**RECORDS FOR THIS EXERCISE:**
________________
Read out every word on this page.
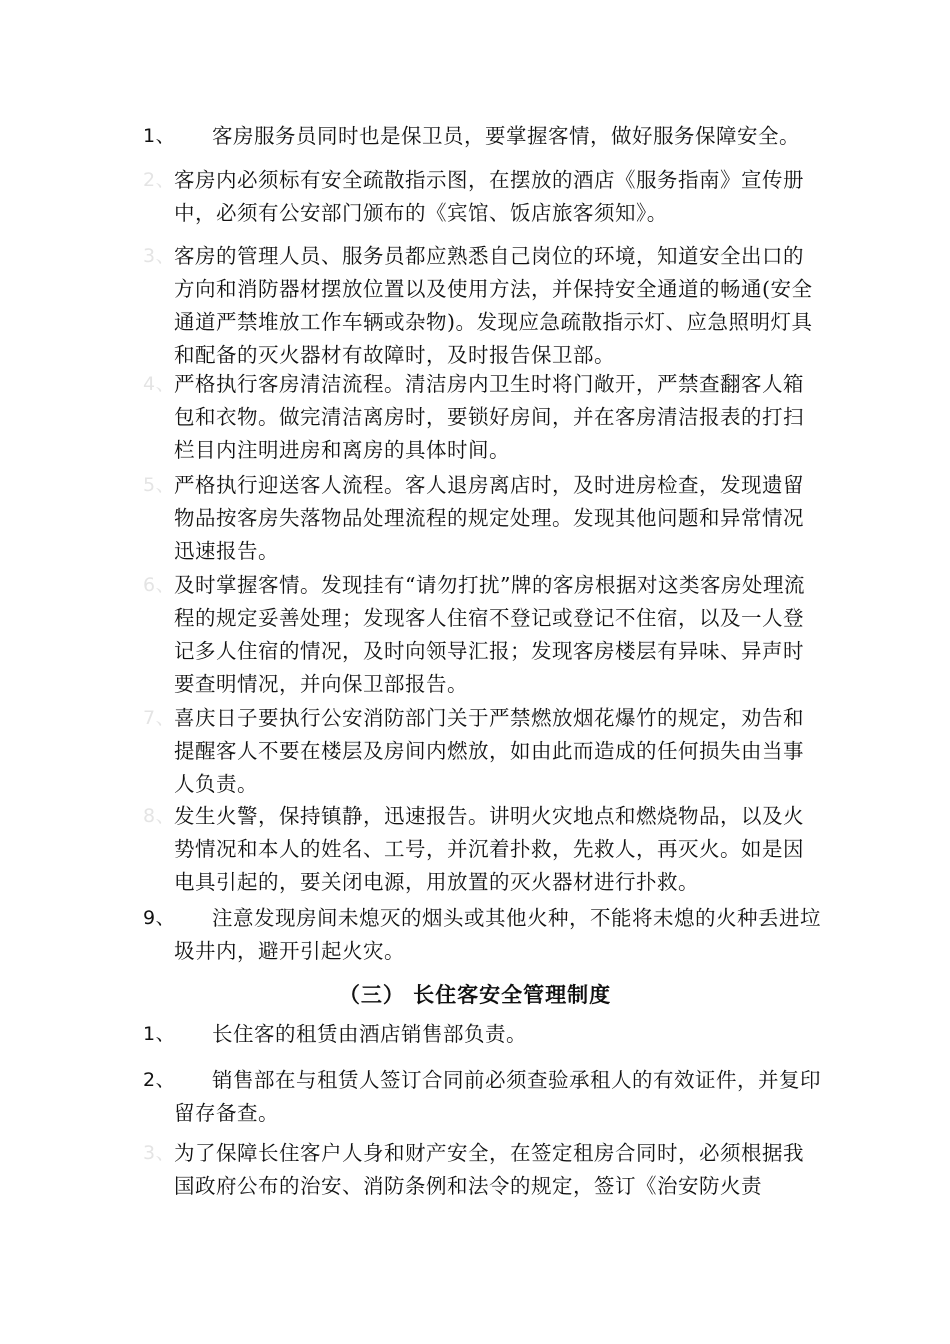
1、	客房服务员同时也是保卫员，要掌握客情，做好服务保障安全。
2、
客房内必须标有安全疏散指示图，在摆放的酒店《服务指南》宣传册中，必须有公安部门颁布的《宾馆、饭店旅客须知》。
3、
客房的管理人员、服务员都应熟悉自己岗位的环境，知道安全出口的方向和消防器材摆放位置以及使用方法，并保持安全通道的畅通(安全通道严禁堆放工作车辆或杂物)。发现应急疏散指示灯、应急照明灯具和配备的灭火器材有故障时，及时报告保卫部。
4、
严格执行客房清洁流程。清洁房内卫生时将门敞开，严禁查翻客人箱包和衣物。做完清洁离房时，要锁好房间，并在客房清洁报表的打扫栏目内注明进房和离房的具体时间。
5、
严格执行迎送客人流程。客人退房离店时，及时进房检查，发现遗留物品按客房失落物品处理流程的规定处理。发现其他问题和异常情况迅速报告。
6、
及时掌握客情。发现挂有“请勿打扰”牌的客房根据对这类客房处理流程的规定妥善处理；发现客人住宿不登记或登记不住宿，以及一人登记多人住宿的情况，及时向领导汇报；发现客房楼层有异味、异声时要查明情况，并向保卫部报告。
7、
喜庆日子要执行公安消防部门关于严禁燃放烟花爆竹的规定，劝告和提醒客人不要在楼层及房间内燃放，如由此而造成的任何损失由当事人负责。
8、
发生火警，保持镇静，迅速报告。讲明火灾地点和燃烧物品，以及火势情况和本人的姓名、工号，并沉着扑救，先救人，再灭火。如是因电具引起的，要关闭电源，用放置的灭火器材进行扑救。
9、	注意发现房间未熄灭的烟头或其他火种，不能将未熄的火种丢进垃圾井内，避开引起火灾。
（三） 长住客安全管理制度
1、	长住客的租赁由酒店销售部负责。
2、	销售部在与租赁人签订合同前必须查验承租人的有效证件，并复印留存备查。
3、
为了保障长住客户人身和财产安全，在签定租房合同时，必须根据我国政府公布的治安、消防条例和法令的规定，签订《治安防火责
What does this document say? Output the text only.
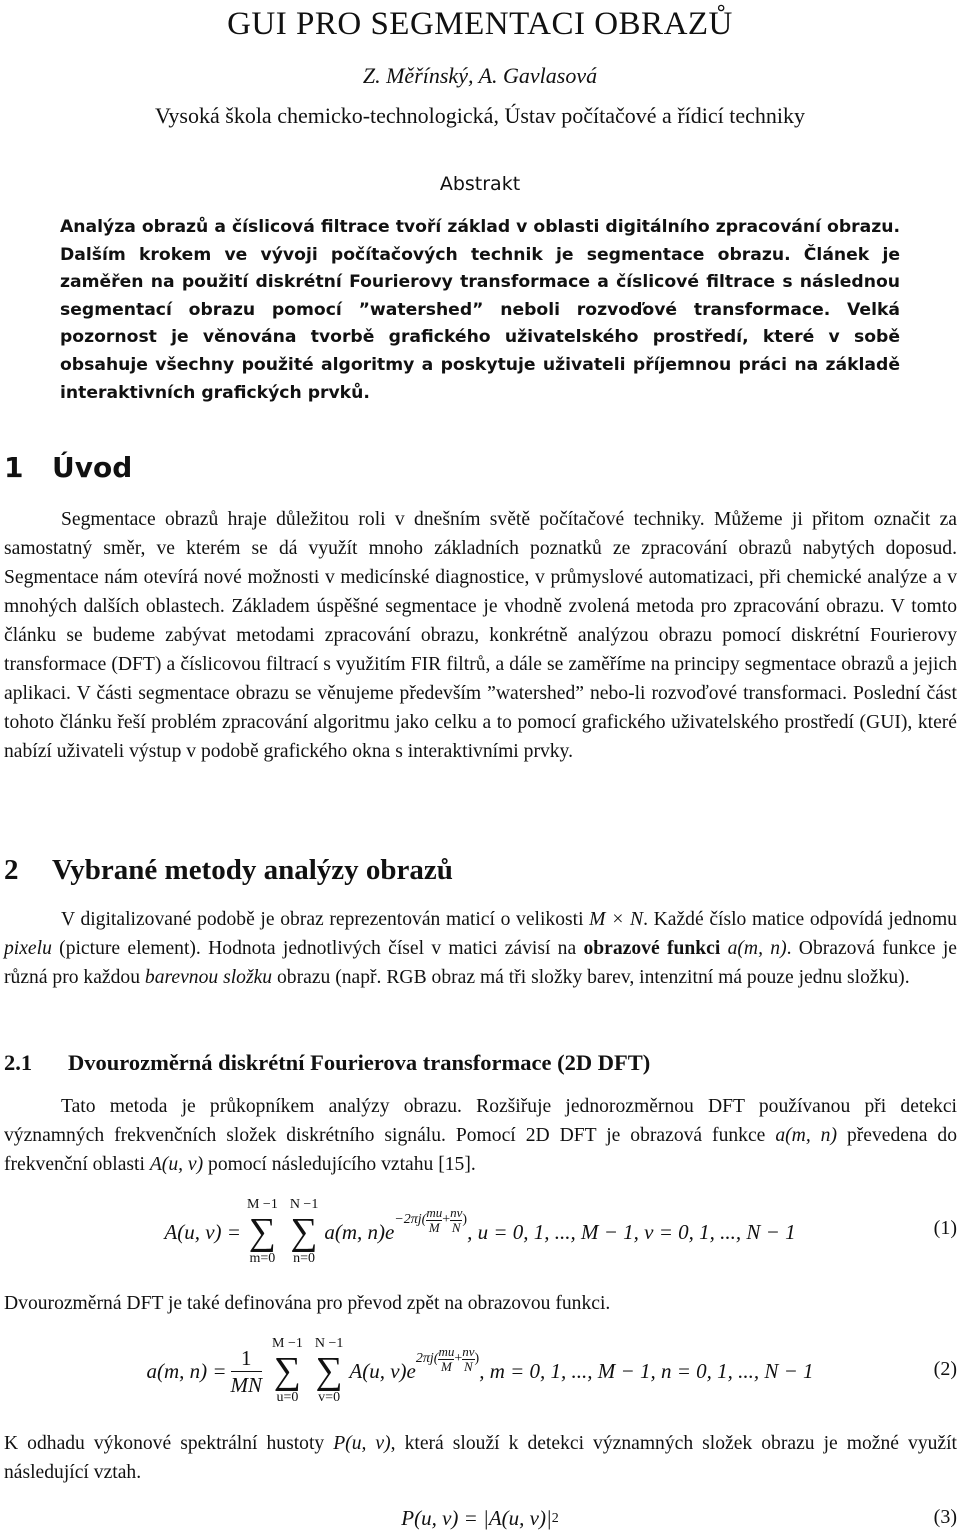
GUI PRO SEGMENTACI OBRAZŮ
Z. Měřínský, A. Gavlasová
Vysoká škola chemicko-technologická, Ústav počítačové a řídicí techniky
Abstrakt
Analýza obrazů a číslicová filtrace tvoří základ v oblasti digitálního zpracování obrazu. Dalším krokem ve vývoji počítačových technik je segmentace obrazu. Článek je zaměřen na použití diskrétní Fourierovy transformace a číslicové filtrace s následnou segmentací obrazu pomocí ”watershed” neboli rozvoďové transformace. Velká pozornost je věnována tvorbě grafického uživatelského prostředí, které v sobě obsahuje všechny použité algoritmy a poskytuje uživateli příjemnou práci na základě interaktivních grafických prvků.
1 Úvod
Segmentace obrazů hraje důležitou roli v dnešním světě počítačové techniky. Můžeme ji přitom označit za samostatný směr, ve kterém se dá využít mnoho základních poznatků ze zpracování obrazů nabytých doposud. Segmentace nám otevírá nové možnosti v medicínské diagnostice, v průmyslové automatizaci, při chemické analýze a v mnohých dalších oblastech. Základem úspěšné segmentace je vhodně zvolená metoda pro zpracování obrazu. V tomto článku se budeme zabývat metodami zpracování obrazu, konkrétně analýzou obrazu pomocí diskrétní Fourierovy transformace (DFT) a číslicovou filtrací s využitím FIR filtrů, a dále se zaměříme na principy segmentace obrazů a jejich aplikaci. V části segmentace obrazu se věnujeme především ”watershed” nebo-li rozvoďové transformaci. Poslední část tohoto článku řeší problém zpracování algoritmu jako celku a to pomocí grafického uživatelského prostředí (GUI), které nabízí uživateli výstup v podobě grafického okna s interaktivními prvky.
2 Vybrané metody analýzy obrazů
V digitalizované podobě je obraz reprezentován maticí o velikosti M × N. Každé číslo matice odpovídá jednomu pixelu (picture element). Hodnota jednotlivých čísel v matici závisí na obrazové funkci a(m, n). Obrazová funkce je různá pro každou barevnou složku obrazu (např. RGB obraz má tři složky barev, intenzitní má pouze jednu složku).
2.1 Dvourozměrná diskrétní Fourierova transformace (2D DFT)
Tato metoda je průkopníkem analýzy obrazu. Rozšiřuje jednorozměrnou DFT používanou při detekci významných frekvenčních složek diskrétního signálu. Pomocí 2D DFT je obrazová funkce a(m, n) převedena do frekvenční oblasti A(u, v) pomocí následujícího vztahu [15].
A(u, v) =
M −1
∑
m=0
N −1
∑
n=0
a(m, n)e $^{-2\pi j( \frac{mu}{M} + \frac{nv}{N} )}$ , u = 0, 1, ..., M − 1, v = 0, 1, ..., N − 1	(1)
Dvourozměrná DFT je také definována pro převod zpět na obrazovou funkci.
a(m, n) =
1
MN
M −1
∑
u=0
N −1
∑
v=0
A(u, v)e $^{2\pi j( \frac{mu}{M} + \frac{nv}{N} )}$ , m = 0, 1, ..., M − 1, n = 0, 1, ..., N − 1	(2)
K odhadu výkonové spektrální hustoty P(u, v), která slouží k detekci významných složek obrazu je možné využít následující vztah.
P(u, v) = |A(u, v)| 2	(3)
________________
**GIVEN INSTRUCTION:** Collect the lines that hold "Dvourozměrná".

**EXPECTED ANSWER:**
2.1 Dvourozměrná diskrétní Fourierova transformace (2D DFT)
Dvourozměrná DFT je také definována pro převod zpět na obrazovou funkci.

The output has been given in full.